— Begin DATA ROWS —
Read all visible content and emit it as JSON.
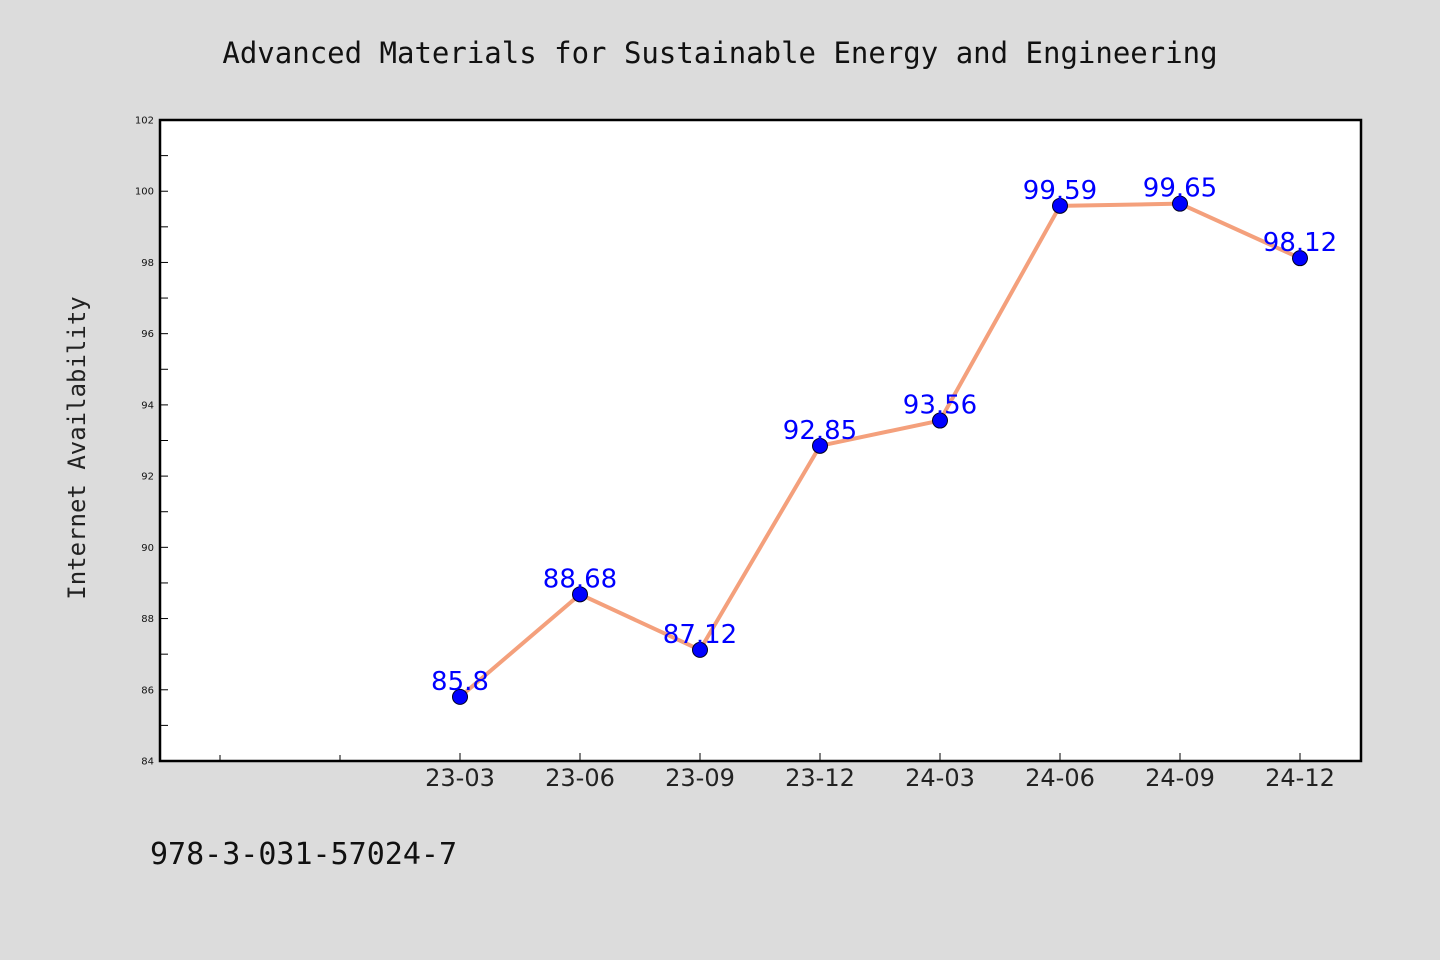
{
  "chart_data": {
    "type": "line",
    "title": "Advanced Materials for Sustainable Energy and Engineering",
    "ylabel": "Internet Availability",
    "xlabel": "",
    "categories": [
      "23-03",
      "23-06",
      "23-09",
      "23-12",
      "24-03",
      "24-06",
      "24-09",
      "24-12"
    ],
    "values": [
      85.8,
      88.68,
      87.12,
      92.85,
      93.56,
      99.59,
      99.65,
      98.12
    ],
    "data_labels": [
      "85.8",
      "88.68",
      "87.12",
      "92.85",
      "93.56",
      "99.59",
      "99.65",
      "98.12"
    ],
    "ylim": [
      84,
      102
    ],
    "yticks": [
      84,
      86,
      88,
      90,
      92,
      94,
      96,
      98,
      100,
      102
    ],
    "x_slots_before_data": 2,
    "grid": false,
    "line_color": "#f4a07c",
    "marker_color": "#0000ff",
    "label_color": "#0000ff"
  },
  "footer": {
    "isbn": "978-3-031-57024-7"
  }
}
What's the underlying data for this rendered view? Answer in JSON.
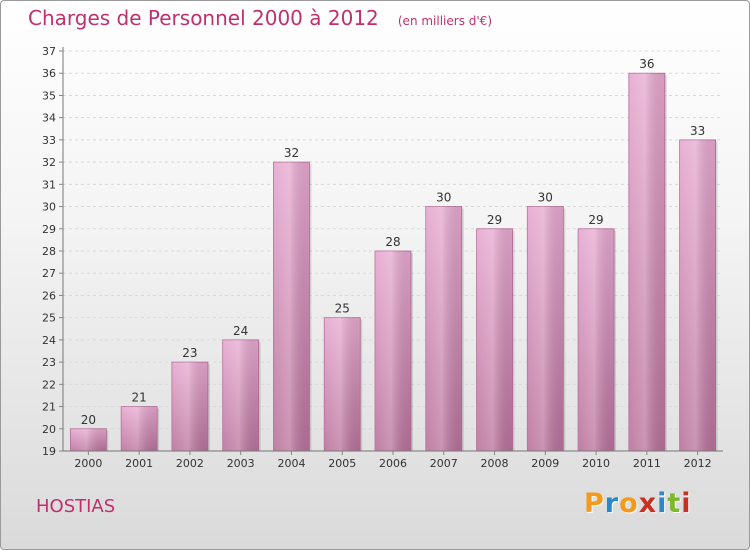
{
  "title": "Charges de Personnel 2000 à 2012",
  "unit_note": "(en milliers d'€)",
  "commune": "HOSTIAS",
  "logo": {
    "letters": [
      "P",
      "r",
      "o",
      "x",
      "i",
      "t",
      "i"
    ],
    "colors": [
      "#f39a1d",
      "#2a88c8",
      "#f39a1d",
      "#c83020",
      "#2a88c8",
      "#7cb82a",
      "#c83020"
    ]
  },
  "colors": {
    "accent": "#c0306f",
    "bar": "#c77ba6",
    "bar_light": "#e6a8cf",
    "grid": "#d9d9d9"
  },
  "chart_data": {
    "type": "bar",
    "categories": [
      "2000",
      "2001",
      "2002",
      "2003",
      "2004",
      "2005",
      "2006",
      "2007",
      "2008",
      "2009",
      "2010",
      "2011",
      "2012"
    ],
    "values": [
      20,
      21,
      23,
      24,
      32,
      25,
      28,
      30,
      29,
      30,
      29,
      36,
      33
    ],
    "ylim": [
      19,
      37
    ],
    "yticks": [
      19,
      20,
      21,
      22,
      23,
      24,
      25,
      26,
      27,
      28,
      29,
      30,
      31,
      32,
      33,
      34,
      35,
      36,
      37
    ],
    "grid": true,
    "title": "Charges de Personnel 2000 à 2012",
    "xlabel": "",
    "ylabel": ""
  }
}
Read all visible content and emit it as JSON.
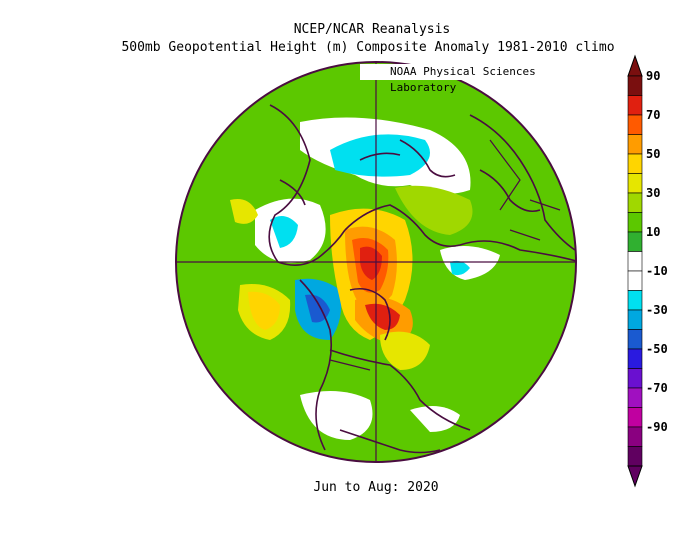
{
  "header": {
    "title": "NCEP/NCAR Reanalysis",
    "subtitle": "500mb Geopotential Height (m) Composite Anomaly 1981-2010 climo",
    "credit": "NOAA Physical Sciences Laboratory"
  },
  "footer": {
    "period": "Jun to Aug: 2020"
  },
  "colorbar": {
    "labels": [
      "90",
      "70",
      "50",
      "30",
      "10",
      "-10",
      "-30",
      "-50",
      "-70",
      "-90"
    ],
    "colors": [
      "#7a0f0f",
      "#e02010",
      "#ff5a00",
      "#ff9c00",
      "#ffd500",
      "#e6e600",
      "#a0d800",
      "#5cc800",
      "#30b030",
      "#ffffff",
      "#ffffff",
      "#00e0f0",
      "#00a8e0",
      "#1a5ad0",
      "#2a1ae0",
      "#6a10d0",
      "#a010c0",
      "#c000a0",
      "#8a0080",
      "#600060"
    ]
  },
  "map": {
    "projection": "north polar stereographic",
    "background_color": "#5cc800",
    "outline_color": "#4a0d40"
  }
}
— End DATA ROWS —
— Begin DATA ROWS —
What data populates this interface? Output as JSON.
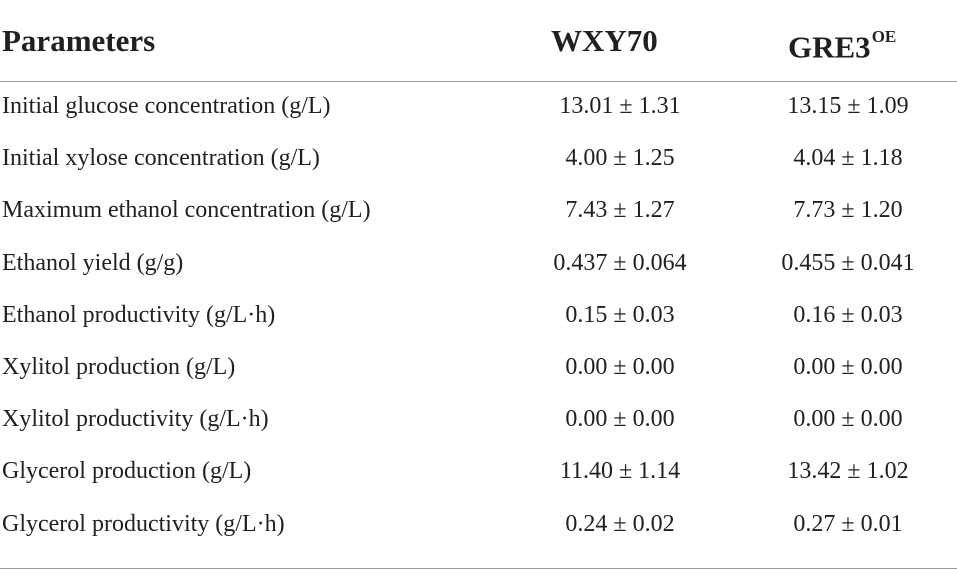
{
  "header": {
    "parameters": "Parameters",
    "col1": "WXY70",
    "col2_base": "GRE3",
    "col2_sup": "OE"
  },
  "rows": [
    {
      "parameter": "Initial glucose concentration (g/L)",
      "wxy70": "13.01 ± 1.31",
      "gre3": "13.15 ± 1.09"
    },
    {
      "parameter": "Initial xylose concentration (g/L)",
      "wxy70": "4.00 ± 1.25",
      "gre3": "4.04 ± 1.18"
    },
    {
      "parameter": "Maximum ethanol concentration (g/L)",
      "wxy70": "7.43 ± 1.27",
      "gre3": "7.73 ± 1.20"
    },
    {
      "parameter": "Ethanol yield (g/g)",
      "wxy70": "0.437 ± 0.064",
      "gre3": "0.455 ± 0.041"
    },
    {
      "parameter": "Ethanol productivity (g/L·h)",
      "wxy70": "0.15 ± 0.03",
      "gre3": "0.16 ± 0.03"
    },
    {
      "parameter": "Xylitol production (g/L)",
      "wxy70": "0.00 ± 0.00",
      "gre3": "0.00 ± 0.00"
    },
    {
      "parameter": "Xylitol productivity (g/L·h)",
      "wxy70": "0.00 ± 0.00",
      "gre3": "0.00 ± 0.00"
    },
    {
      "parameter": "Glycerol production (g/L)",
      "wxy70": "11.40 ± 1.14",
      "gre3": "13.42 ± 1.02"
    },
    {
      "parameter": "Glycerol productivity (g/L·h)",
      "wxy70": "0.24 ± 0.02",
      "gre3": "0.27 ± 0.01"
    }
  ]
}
— End DATA ROWS —
● EXERCISE REQUIREMENTS:
Going through the data, tally the lines containing "Personnel" and report only the result.

● THE ANSWER:
2